◆ **What the task asks**: List all the lines in these records that hold "DDoS".

◆ **Data shown**:
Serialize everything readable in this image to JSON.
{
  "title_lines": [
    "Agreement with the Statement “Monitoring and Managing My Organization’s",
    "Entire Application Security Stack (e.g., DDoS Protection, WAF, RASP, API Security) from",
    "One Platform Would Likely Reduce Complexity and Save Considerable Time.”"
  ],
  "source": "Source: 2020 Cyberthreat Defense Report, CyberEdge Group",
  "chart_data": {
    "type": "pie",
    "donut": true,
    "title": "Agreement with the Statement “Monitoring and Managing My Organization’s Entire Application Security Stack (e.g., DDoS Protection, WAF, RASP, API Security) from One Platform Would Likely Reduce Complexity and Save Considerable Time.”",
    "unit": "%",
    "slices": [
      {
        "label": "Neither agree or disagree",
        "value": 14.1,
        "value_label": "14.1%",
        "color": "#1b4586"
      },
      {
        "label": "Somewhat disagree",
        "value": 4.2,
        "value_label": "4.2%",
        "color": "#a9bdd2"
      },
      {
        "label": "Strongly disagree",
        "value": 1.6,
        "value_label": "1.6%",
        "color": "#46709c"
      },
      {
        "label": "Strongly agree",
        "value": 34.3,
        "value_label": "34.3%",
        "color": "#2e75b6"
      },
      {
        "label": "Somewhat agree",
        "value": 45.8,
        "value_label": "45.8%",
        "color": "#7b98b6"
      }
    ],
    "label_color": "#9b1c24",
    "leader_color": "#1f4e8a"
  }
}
* * *
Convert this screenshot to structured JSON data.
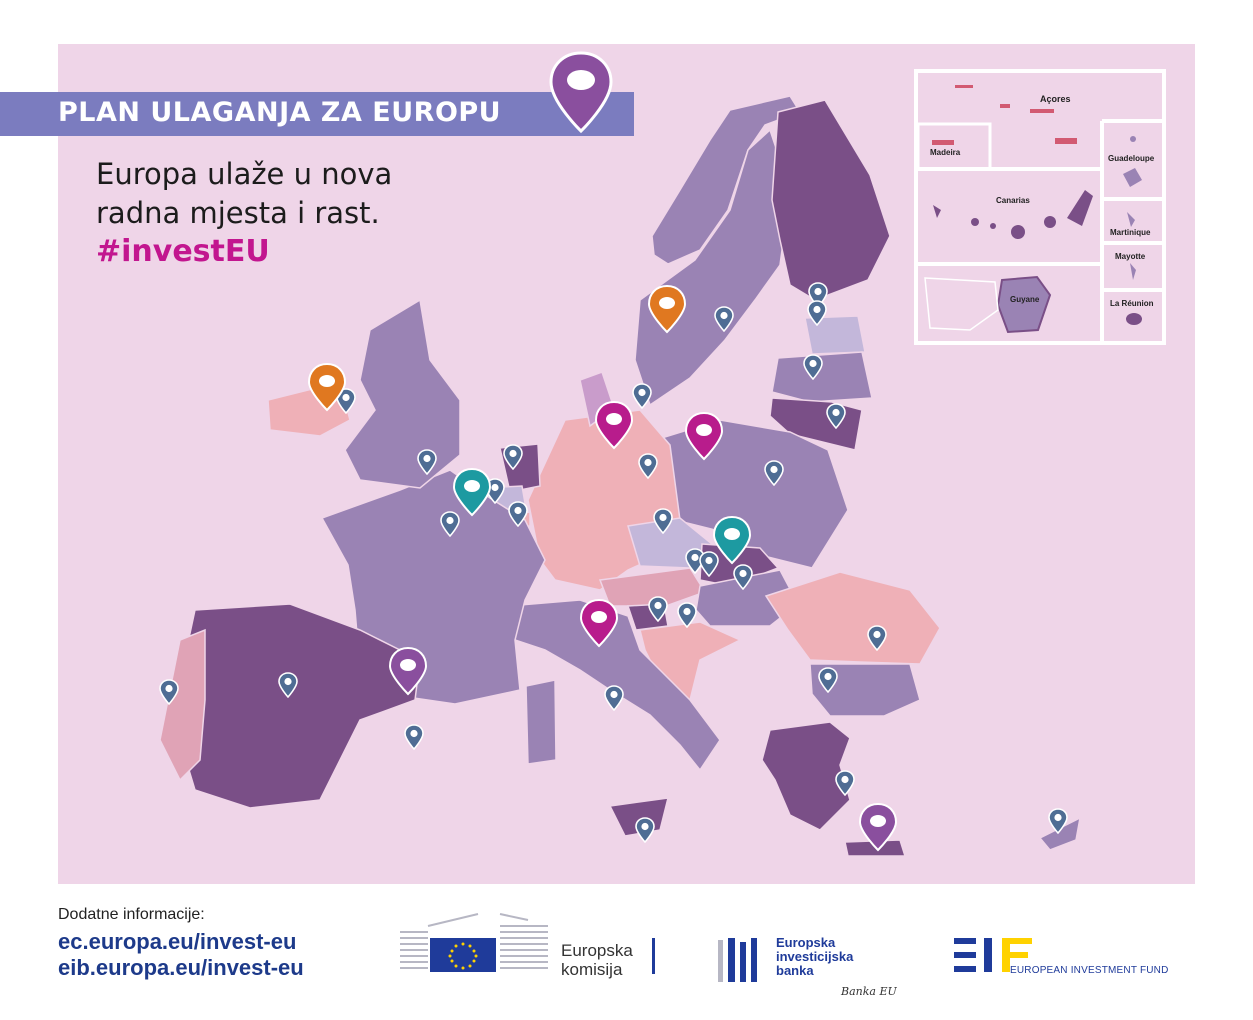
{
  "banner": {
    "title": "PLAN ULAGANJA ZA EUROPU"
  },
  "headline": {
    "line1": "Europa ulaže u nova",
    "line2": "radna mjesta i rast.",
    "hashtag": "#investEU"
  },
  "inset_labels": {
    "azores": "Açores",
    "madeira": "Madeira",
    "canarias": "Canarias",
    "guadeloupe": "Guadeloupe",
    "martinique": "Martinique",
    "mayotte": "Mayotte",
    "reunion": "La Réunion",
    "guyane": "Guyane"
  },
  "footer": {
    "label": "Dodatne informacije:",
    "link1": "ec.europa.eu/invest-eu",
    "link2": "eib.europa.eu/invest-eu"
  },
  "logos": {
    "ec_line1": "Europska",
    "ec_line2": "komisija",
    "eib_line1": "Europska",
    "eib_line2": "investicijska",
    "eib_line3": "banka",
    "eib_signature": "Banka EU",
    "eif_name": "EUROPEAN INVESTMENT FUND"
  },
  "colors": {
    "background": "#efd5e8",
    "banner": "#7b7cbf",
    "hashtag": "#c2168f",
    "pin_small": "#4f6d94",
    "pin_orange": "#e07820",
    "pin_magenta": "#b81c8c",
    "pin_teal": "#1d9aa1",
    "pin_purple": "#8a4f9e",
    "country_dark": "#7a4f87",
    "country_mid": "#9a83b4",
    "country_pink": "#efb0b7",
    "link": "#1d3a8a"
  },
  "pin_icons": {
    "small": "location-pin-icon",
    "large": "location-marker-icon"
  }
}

◆ **Result of the exercise**:
    "Entire Application Security Stack (e.g., DDoS Protection, WAF, RASP, API Security) from",
    "title": "Agreement with the Statement “Monitoring and Managing My Organization’s Entire Application Security Stack (e.g., DDoS Protection, WAF, RASP, API Security) from One Platform Would Likely Reduce Complexity and Save Considerable Time.”",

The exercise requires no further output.